Begin Records for this task

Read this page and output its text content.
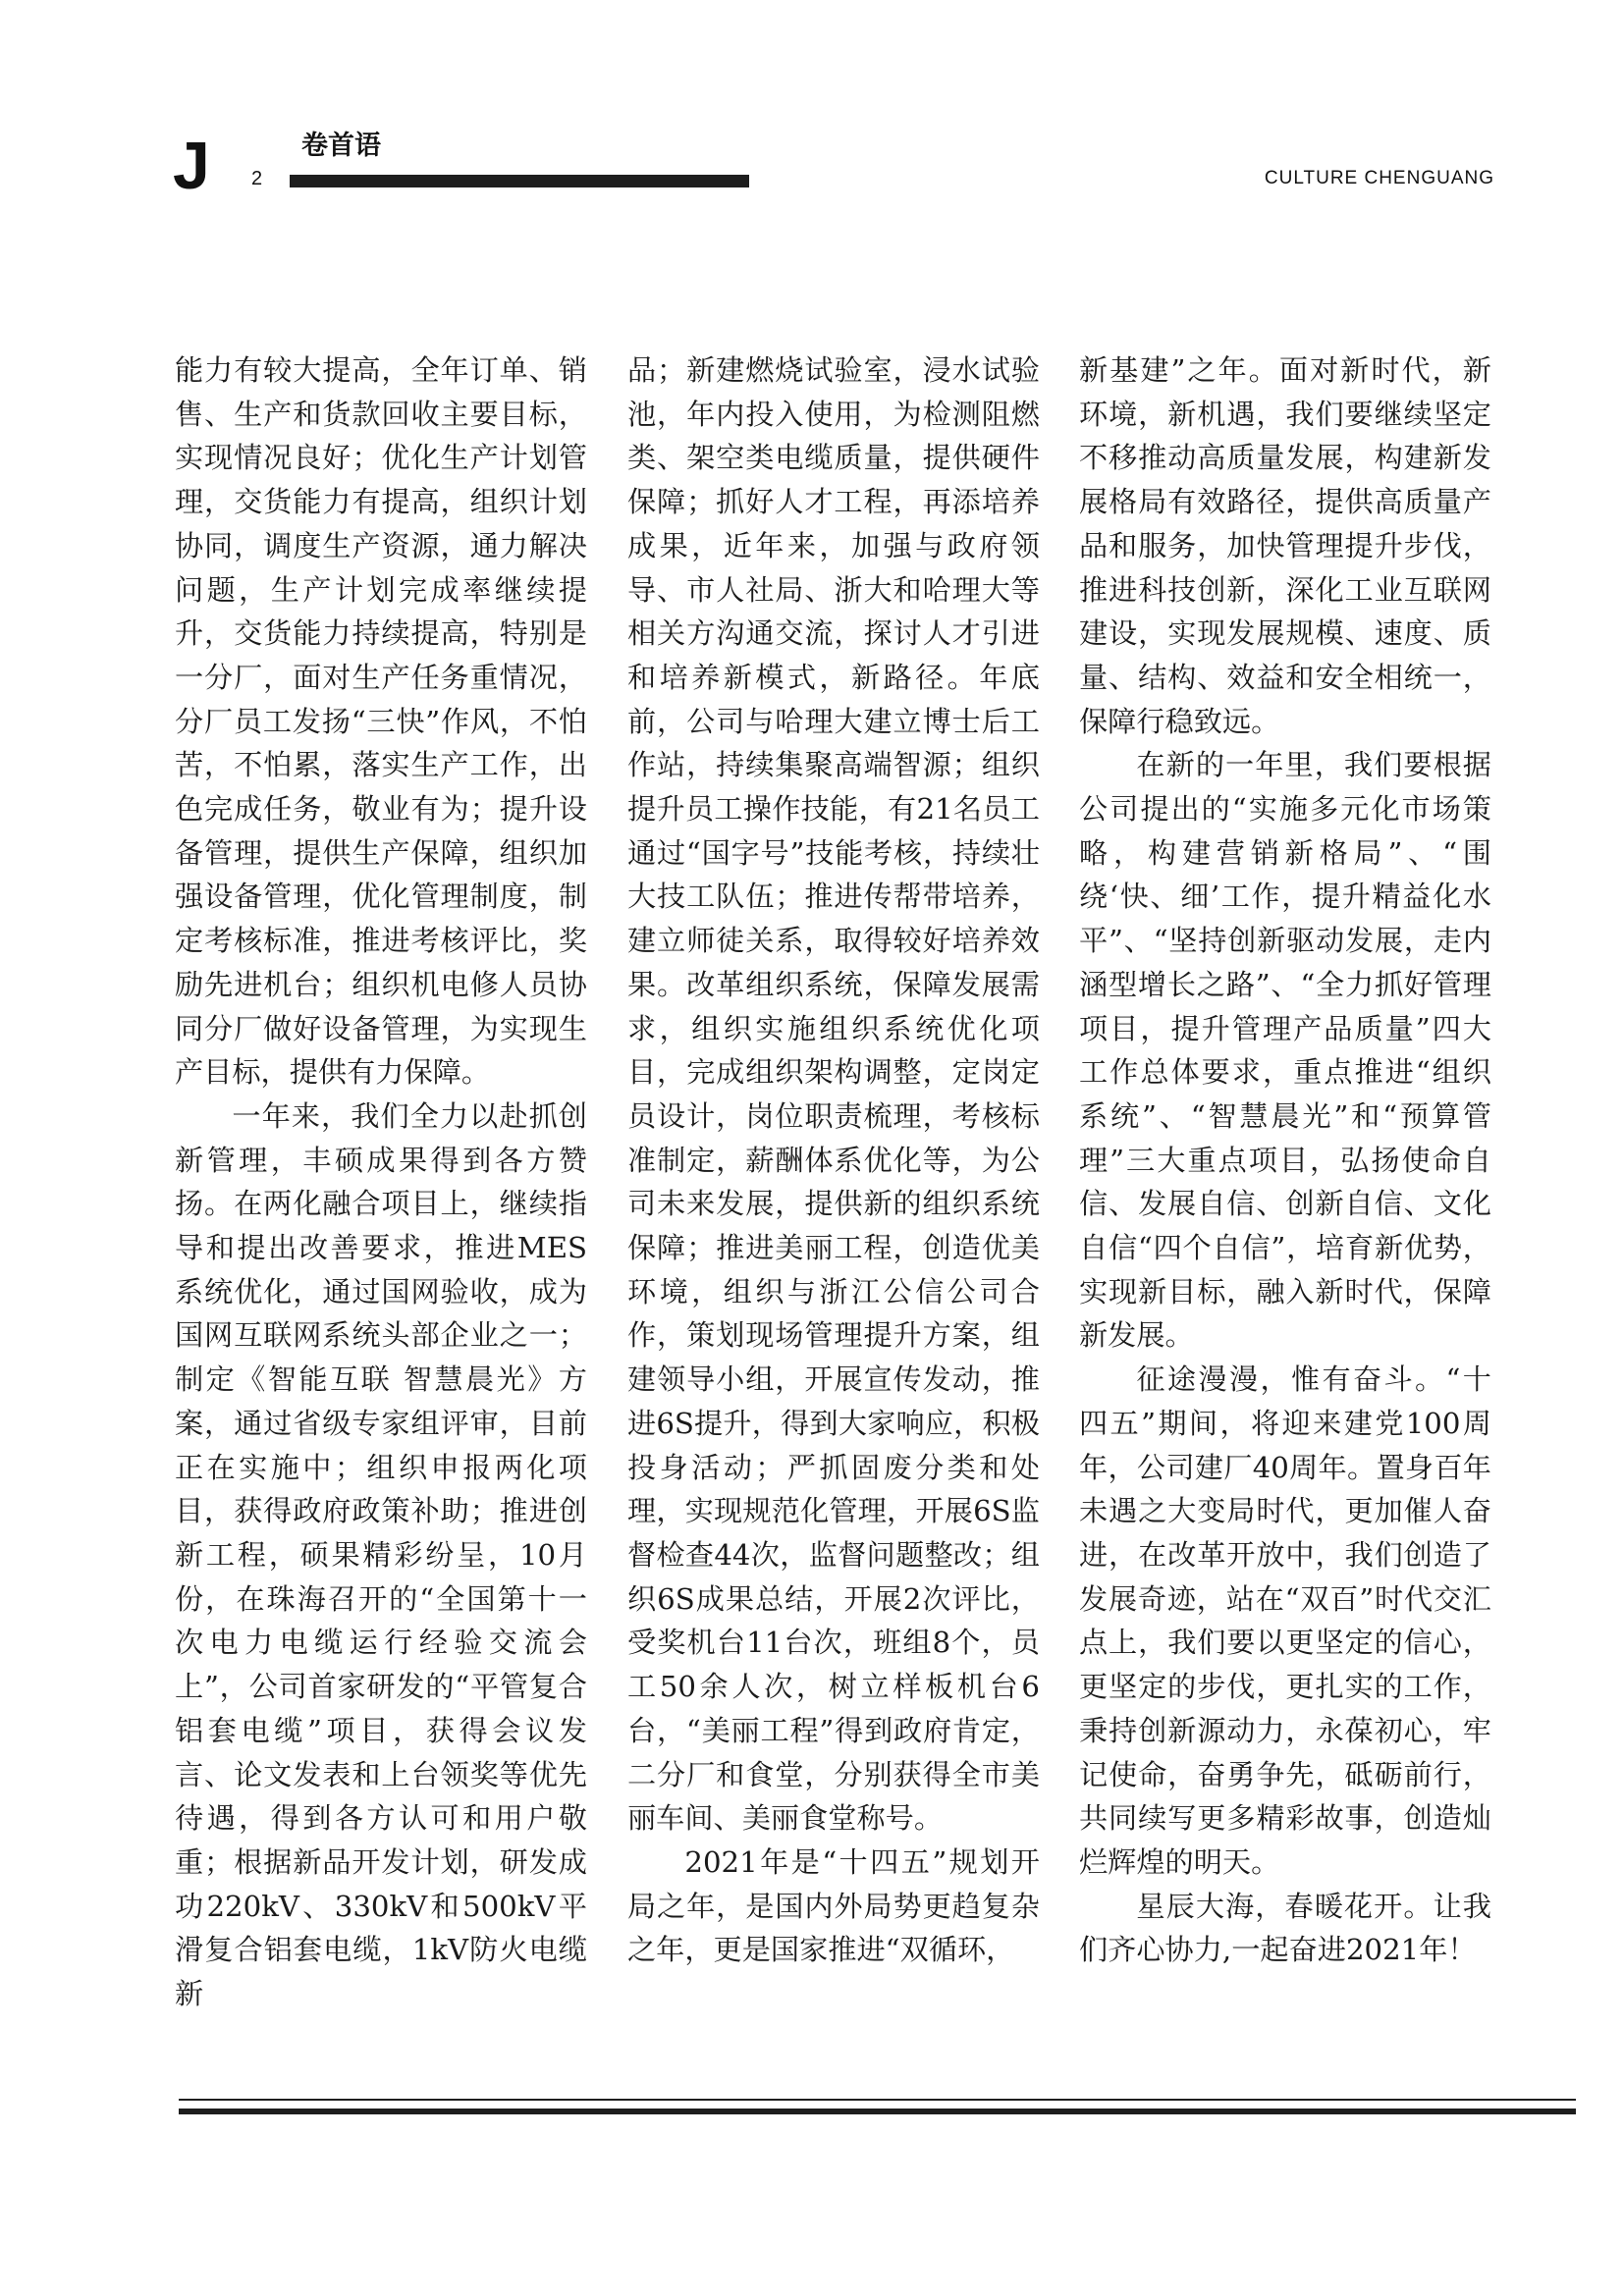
J 2
卷首语
CULTURE CHENGUANG

能力有较大提高，全年订单、销售、生产和货款回收主要目标，实现情况良好；优化生产计划管理，交货能力有提高，组织计划协同，调度生产资源，通力解决问题，生产计划完成率继续提升，交货能力持续提高，特别是一分厂，面对生产任务重情况，分厂员工发扬“三快”作风，不怕苦，不怕累，落实生产工作，出色完成任务，敬业有为；提升设备管理，提供生产保障，组织加强设备管理，优化管理制度，制定考核标准，推进考核评比，奖励先进机台；组织机电修人员协同分厂做好设备管理，为实现生产目标，提供有力保障。

一年来，我们全力以赴抓创新管理，丰硕成果得到各方赞扬。在两化融合项目上，继续指导和提出改善要求，推进MES系统优化，通过国网验收，成为国网互联网系统头部企业之一；制定《智能互联 智慧晨光》方案，通过省级专家组评审，目前正在实施中；组织申报两化项目，获得政府政策补助；推进创新工程，硕果精彩纷呈，10月份，在珠海召开的“全国第十一次电力电缆运行经验交流会上”，公司首家研发的“平管复合铝套电缆”项目，获得会议发言、论文发表和上台领奖等优先待遇，得到各方认可和用户敬重；根据新品开发计划，研发成功220kV、330kV和500kV平滑复合铝套电缆，1kV防火电缆新

品；新建燃烧试验室，浸水试验池，年内投入使用，为检测阻燃类、架空类电缆质量，提供硬件保障；抓好人才工程，再添培养成果，近年来，加强与政府领导、市人社局、浙大和哈理大等相关方沟通交流，探讨人才引进和培养新模式，新路径。年底前，公司与哈理大建立博士后工作站，持续集聚高端智源；组织提升员工操作技能，有21名员工通过“国字号”技能考核，持续壮大技工队伍；推进传帮带培养，建立师徒关系，取得较好培养效果。改革组织系统，保障发展需求，组织实施组织系统优化项目，完成组织架构调整，定岗定员设计，岗位职责梳理，考核标准制定，薪酬体系优化等，为公司未来发展，提供新的组织系统保障；推进美丽工程，创造优美环境，组织与浙江公信公司合作，策划现场管理提升方案，组建领导小组，开展宣传发动，推进6S提升，得到大家响应，积极投身活动；严抓固废分类和处理，实现规范化管理，开展6S监督检查44次，监督问题整改；组织6S成果总结，开展2次评比，受奖机台11台次，班组8个，员工50余人次，树立样板机台6台，“美丽工程”得到政府肯定，二分厂和食堂，分别获得全市美丽车间、美丽食堂称号。

2021年是“十四五”规划开局之年，是国内外局势更趋复杂之年，更是国家推进“双循环，

新基建”之年。面对新时代，新环境，新机遇，我们要继续坚定不移推动高质量发展，构建新发展格局有效路径，提供高质量产品和服务，加快管理提升步伐，推进科技创新，深化工业互联网建设，实现发展规模、速度、质量、结构、效益和安全相统一，保障行稳致远。

在新的一年里，我们要根据公司提出的“实施多元化市场策略，构建营销新格局”、“围绕‘快、细’工作，提升精益化水平”、“坚持创新驱动发展，走内涵型增长之路”、“全力抓好管理项目，提升管理产品质量”四大工作总体要求，重点推进“组织系统”、“智慧晨光”和“预算管理”三大重点项目，弘扬使命自信、发展自信、创新自信、文化自信“四个自信”，培育新优势，实现新目标，融入新时代，保障新发展。

征途漫漫，惟有奋斗。“十四五”期间，将迎来建党100周年，公司建厂40周年。置身百年未遇之大变局时代，更加催人奋进，在改革开放中，我们创造了发展奇迹，站在“双百”时代交汇点上，我们要以更坚定的信心，更坚定的步伐，更扎实的工作，秉持创新源动力，永葆初心，牢记使命，奋勇争先，砥砺前行，共同续写更多精彩故事，创造灿烂辉煌的明天。

星辰大海，春暖花开。让我们齐心协力,一起奋进2021年！
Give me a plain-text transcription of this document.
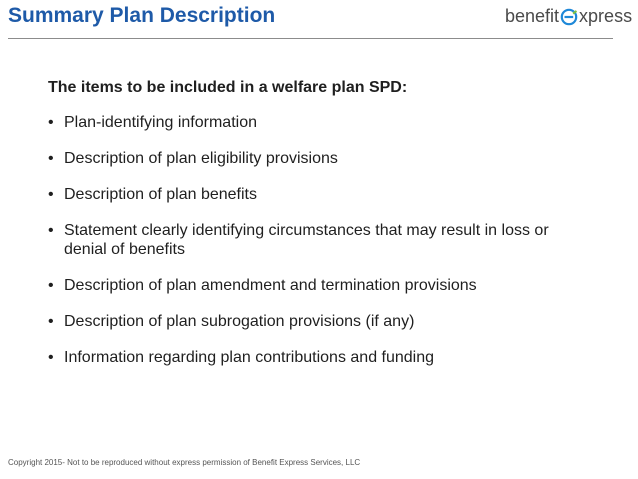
Summary Plan Description	benefit xpress
The items to be included in a welfare plan SPD:
• Plan-identifying information
• Description of plan eligibility provisions
• Description of plan benefits
• Statement clearly identifying circumstances that may result in loss or denial of benefits
• Description of plan amendment and termination provisions
• Description of plan subrogation provisions (if any)
• Information regarding plan contributions and funding
Copyright 2015- Not to be reproduced without express permission of Benefit Express Services, LLC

End Records for this task

- Your instructions -
Show the lines of the records that include the string "benefits".

- Written response -
• Description of plan benefits
• Statement clearly identifying circumstances that may result in loss or denial of benefits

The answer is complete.